* Problem statement *
Your reply should be the complete data, reproduced exactly.

* Exercise material *

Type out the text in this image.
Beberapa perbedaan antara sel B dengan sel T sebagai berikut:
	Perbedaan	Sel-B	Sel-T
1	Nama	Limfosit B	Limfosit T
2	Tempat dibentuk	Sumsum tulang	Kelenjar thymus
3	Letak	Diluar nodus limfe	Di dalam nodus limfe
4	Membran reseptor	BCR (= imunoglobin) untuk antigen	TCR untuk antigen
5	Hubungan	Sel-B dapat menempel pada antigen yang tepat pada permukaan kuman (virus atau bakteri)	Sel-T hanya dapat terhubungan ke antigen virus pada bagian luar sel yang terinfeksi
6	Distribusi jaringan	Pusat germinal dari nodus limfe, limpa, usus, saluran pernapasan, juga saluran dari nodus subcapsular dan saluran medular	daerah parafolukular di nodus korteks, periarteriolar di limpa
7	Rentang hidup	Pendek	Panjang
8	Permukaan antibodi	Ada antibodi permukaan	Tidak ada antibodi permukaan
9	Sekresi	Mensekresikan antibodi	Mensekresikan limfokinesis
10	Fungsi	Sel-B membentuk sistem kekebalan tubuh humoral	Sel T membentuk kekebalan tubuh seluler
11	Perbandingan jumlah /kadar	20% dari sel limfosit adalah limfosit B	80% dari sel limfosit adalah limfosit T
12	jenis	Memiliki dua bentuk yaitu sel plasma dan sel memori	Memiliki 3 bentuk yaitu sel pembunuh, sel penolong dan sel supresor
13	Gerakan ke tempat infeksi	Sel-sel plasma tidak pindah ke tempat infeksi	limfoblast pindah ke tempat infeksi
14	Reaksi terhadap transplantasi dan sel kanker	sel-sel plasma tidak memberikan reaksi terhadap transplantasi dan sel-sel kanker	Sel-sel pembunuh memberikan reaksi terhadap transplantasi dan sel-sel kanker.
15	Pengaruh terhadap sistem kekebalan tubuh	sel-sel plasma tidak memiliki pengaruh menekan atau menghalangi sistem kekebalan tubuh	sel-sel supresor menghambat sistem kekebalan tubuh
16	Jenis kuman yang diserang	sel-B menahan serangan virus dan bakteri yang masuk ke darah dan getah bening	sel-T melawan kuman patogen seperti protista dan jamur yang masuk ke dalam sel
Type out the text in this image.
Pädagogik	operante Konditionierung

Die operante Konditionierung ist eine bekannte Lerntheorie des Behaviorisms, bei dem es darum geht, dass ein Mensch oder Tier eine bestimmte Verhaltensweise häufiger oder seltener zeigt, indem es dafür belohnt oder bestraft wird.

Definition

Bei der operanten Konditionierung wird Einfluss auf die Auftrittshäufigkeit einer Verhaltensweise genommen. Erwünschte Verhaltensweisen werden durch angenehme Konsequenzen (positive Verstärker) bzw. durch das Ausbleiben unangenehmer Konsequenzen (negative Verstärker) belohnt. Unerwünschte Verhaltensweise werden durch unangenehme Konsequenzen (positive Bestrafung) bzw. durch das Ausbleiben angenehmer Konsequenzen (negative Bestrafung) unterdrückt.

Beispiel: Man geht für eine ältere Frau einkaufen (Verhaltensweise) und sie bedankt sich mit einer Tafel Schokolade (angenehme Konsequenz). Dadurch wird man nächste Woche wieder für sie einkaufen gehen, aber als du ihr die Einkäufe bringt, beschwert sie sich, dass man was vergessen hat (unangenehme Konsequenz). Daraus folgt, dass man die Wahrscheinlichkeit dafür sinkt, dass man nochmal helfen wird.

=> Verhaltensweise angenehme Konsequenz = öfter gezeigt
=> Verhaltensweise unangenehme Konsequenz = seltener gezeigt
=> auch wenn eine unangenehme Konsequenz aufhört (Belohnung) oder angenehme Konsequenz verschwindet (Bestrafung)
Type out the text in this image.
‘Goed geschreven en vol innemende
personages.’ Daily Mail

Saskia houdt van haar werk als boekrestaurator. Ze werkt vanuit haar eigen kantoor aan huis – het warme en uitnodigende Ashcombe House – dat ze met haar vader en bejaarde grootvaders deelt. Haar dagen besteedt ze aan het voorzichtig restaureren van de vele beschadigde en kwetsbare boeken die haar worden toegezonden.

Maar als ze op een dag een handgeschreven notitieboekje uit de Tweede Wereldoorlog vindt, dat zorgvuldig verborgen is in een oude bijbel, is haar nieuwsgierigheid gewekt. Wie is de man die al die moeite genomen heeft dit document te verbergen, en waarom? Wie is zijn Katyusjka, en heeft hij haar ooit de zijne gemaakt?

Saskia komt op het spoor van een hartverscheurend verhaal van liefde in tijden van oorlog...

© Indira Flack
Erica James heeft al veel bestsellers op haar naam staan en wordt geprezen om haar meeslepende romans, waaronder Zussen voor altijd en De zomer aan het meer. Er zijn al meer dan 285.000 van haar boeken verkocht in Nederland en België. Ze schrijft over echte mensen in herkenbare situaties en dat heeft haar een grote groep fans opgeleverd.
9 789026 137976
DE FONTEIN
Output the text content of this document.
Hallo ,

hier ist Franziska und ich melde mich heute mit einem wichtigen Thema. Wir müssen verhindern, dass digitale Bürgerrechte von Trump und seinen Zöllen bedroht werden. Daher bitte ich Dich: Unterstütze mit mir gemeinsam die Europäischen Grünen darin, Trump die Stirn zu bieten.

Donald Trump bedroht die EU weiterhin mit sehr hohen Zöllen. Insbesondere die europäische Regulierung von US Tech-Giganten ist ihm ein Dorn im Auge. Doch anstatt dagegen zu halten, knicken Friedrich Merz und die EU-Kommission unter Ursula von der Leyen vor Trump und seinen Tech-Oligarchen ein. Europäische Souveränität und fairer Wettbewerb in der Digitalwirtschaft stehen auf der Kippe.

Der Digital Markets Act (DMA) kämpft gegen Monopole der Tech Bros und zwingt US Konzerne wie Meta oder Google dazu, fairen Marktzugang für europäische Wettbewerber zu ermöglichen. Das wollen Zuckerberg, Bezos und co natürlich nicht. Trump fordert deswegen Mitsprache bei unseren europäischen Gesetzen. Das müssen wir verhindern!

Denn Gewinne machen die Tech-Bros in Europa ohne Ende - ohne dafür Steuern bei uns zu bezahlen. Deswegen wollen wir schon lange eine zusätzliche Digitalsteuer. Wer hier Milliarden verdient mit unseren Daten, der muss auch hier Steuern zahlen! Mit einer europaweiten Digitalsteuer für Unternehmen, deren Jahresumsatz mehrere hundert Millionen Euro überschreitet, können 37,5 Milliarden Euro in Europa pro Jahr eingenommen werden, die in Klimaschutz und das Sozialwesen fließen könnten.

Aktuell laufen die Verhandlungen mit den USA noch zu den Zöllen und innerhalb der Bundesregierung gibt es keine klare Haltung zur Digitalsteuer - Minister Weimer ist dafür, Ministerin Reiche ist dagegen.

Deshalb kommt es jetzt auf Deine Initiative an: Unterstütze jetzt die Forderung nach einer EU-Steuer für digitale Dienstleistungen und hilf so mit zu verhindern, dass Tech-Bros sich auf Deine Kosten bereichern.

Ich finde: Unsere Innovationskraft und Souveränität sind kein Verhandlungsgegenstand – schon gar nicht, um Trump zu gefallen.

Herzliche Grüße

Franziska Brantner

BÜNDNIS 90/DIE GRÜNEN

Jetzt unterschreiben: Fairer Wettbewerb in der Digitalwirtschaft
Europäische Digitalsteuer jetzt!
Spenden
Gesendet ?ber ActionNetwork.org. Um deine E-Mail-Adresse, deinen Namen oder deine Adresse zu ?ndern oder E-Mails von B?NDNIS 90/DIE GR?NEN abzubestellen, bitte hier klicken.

* Result *
Type out the text in this image.
Beberapa perbedaan antara sel B dengan sel T sebagai berikut:
	Perbedaan	Sel-B	Sel-T
1	Nama	Limfosit B	Limfosit T
2	Tempat dibentuk	Sumsum tulang	Kelenjar thymus
3	Letak	Diluar nodus limfe	Di dalam nodus limfe
4	Membran reseptor	BCR (= imunoglobin) untuk antigen	TCR untuk antigen
5	Hubungan	Sel-B dapat menempel pada antigen yang tepat pada permukaan kuman (virus atau bakteri)	Sel-T hanya dapat terhubungan ke antigen virus pada bagian luar sel yang terinfeksi
6	Distribusi jaringan	Pusat germinal dari nodus limfe, limpa, usus, saluran pernapasan, juga saluran dari nodus subcapsular dan saluran medular	daerah parafolukular di nodus korteks, periarteriolar di limpa
7	Rentang hidup	Pendek	Panjang
8	Permukaan antibodi	Ada antibodi permukaan	Tidak ada antibodi permukaan
9	Sekresi	Mensekresikan antibodi	Mensekresikan limfokinesis
10	Fungsi	Sel-B membentuk sistem kekebalan tubuh humoral	Sel T membentuk kekebalan tubuh seluler
11	Perbandingan jumlah /kadar	20% dari sel limfosit adalah limfosit B	80% dari sel limfosit adalah limfosit T
12	jenis	Memiliki dua bentuk yaitu sel plasma dan sel memori	Memiliki 3 bentuk yaitu sel pembunuh, sel penolong dan sel supresor
13	Gerakan ke tempat infeksi	Sel-sel plasma tidak pindah ke tempat infeksi	limfoblast pindah ke tempat infeksi
14	Reaksi terhadap transplantasi dan sel kanker	sel-sel plasma tidak memberikan reaksi terhadap transplantasi dan sel-sel kanker	Sel-sel pembunuh memberikan reaksi terhadap transplantasi dan sel-sel kanker.
15	Pengaruh terhadap sistem kekebalan tubuh	sel-sel plasma tidak memiliki pengaruh menekan atau menghalangi sistem kekebalan tubuh	sel-sel supresor menghambat sistem kekebalan tubuh
16	Jenis kuman yang diserang	sel-B menahan serangan virus dan bakteri yang masuk ke darah dan getah bening	sel-T melawan kuman patogen seperti protista dan jamur yang masuk ke dalam sel
Type out the text in this image.
Pädagogik	operante Konditionierung

Die operante Konditionierung ist eine bekannte Lerntheorie des Behaviorisms, bei dem es darum geht, dass ein Mensch oder Tier eine bestimmte Verhaltensweise häufiger oder seltener zeigt, indem es dafür belohnt oder bestraft wird.

Definition

Bei der operanten Konditionierung wird Einfluss auf die Auftrittshäufigkeit einer Verhaltensweise genommen. Erwünschte Verhaltensweisen werden durch angenehme Konsequenzen (positive Verstärker) bzw. durch das Ausbleiben unangenehmer Konsequenzen (negative Verstärker) belohnt. Unerwünschte Verhaltensweise werden durch unangenehme Konsequenzen (positive Bestrafung) bzw. durch das Ausbleiben angenehmer Konsequenzen (negative Bestrafung) unterdrückt.

Beispiel: Man geht für eine ältere Frau einkaufen (Verhaltensweise) und sie bedankt sich mit einer Tafel Schokolade (angenehme Konsequenz). Dadurch wird man nächste Woche wieder für sie einkaufen gehen, aber als du ihr die Einkäufe bringt, beschwert sie sich, dass man was vergessen hat (unangenehme Konsequenz). Daraus folgt, dass man die Wahrscheinlichkeit dafür sinkt, dass man nochmal helfen wird.

=> Verhaltensweise angenehme Konsequenz = öfter gezeigt
=> Verhaltensweise unangenehme Konsequenz = seltener gezeigt
=> auch wenn eine unangenehme Konsequenz aufhört (Belohnung) oder angenehme Konsequenz verschwindet (Bestrafung)
Type out the text in this image.
‘Goed geschreven en vol innemende
personages.’ Daily Mail

Saskia houdt van haar werk als boekrestaurator. Ze werkt vanuit haar eigen kantoor aan huis – het warme en uitnodigende Ashcombe House – dat ze met haar vader en bejaarde grootvaders deelt. Haar dagen besteedt ze aan het voorzichtig restaureren van de vele beschadigde en kwetsbare boeken die haar worden toegezonden.

Maar als ze op een dag een handgeschreven notitieboekje uit de Tweede Wereldoorlog vindt, dat zorgvuldig verborgen is in een oude bijbel, is haar nieuwsgierigheid gewekt. Wie is de man die al die moeite genomen heeft dit document te verbergen, en waarom? Wie is zijn Katyusjka, en heeft hij haar ooit de zijne gemaakt?

Saskia komt op het spoor van een hartverscheurend verhaal van liefde in tijden van oorlog...

© Indira Flack
Erica James heeft al veel bestsellers op haar naam staan en wordt geprezen om haar meeslepende romans, waaronder Zussen voor altijd en De zomer aan het meer. Er zijn al meer dan 285.000 van haar boeken verkocht in Nederland en België. Ze schrijft over echte mensen in herkenbare situaties en dat heeft haar een grote groep fans opgeleverd.
9 789026 137976
DE FONTEIN
Output the text content of this document.
Hallo ,

hier ist Franziska und ich melde mich heute mit einem wichtigen Thema. Wir müssen verhindern, dass digitale Bürgerrechte von Trump und seinen Zöllen bedroht werden. Daher bitte ich Dich: Unterstütze mit mir gemeinsam die Europäischen Grünen darin, Trump die Stirn zu bieten.

Donald Trump bedroht die EU weiterhin mit sehr hohen Zöllen. Insbesondere die europäische Regulierung von US Tech-Giganten ist ihm ein Dorn im Auge. Doch anstatt dagegen zu halten, knicken Friedrich Merz und die EU-Kommission unter Ursula von der Leyen vor Trump und seinen Tech-Oligarchen ein. Europäische Souveränität und fairer Wettbewerb in der Digitalwirtschaft stehen auf der Kippe.

Der Digital Markets Act (DMA) kämpft gegen Monopole der Tech Bros und zwingt US Konzerne wie Meta oder Google dazu, fairen Marktzugang für europäische Wettbewerber zu ermöglichen. Das wollen Zuckerberg, Bezos und co natürlich nicht. Trump fordert deswegen Mitsprache bei unseren europäischen Gesetzen. Das müssen wir verhindern!

Denn Gewinne machen die Tech-Bros in Europa ohne Ende - ohne dafür Steuern bei uns zu bezahlen. Deswegen wollen wir schon lange eine zusätzliche Digitalsteuer. Wer hier Milliarden verdient mit unseren Daten, der muss auch hier Steuern zahlen! Mit einer europaweiten Digitalsteuer für Unternehmen, deren Jahresumsatz mehrere hundert Millionen Euro überschreitet, können 37,5 Milliarden Euro in Europa pro Jahr eingenommen werden, die in Klimaschutz und das Sozialwesen fließen könnten.

Aktuell laufen die Verhandlungen mit den USA noch zu den Zöllen und innerhalb der Bundesregierung gibt es keine klare Haltung zur Digitalsteuer - Minister Weimer ist dafür, Ministerin Reiche ist dagegen.

Deshalb kommt es jetzt auf Deine Initiative an: Unterstütze jetzt die Forderung nach einer EU-Steuer für digitale Dienstleistungen und hilf so mit zu verhindern, dass Tech-Bros sich auf Deine Kosten bereichern.

Ich finde: Unsere Innovationskraft und Souveränität sind kein Verhandlungsgegenstand – schon gar nicht, um Trump zu gefallen.

Herzliche Grüße

Franziska Brantner

BÜNDNIS 90/DIE GRÜNEN

Jetzt unterschreiben: Fairer Wettbewerb in der Digitalwirtschaft
Europäische Digitalsteuer jetzt!
Spenden
Gesendet ?ber ActionNetwork.org. Um deine E-Mail-Adresse, deinen Namen oder deine Adresse zu ?ndern oder E-Mails von B?NDNIS 90/DIE GR?NEN abzubestellen, bitte hier klicken.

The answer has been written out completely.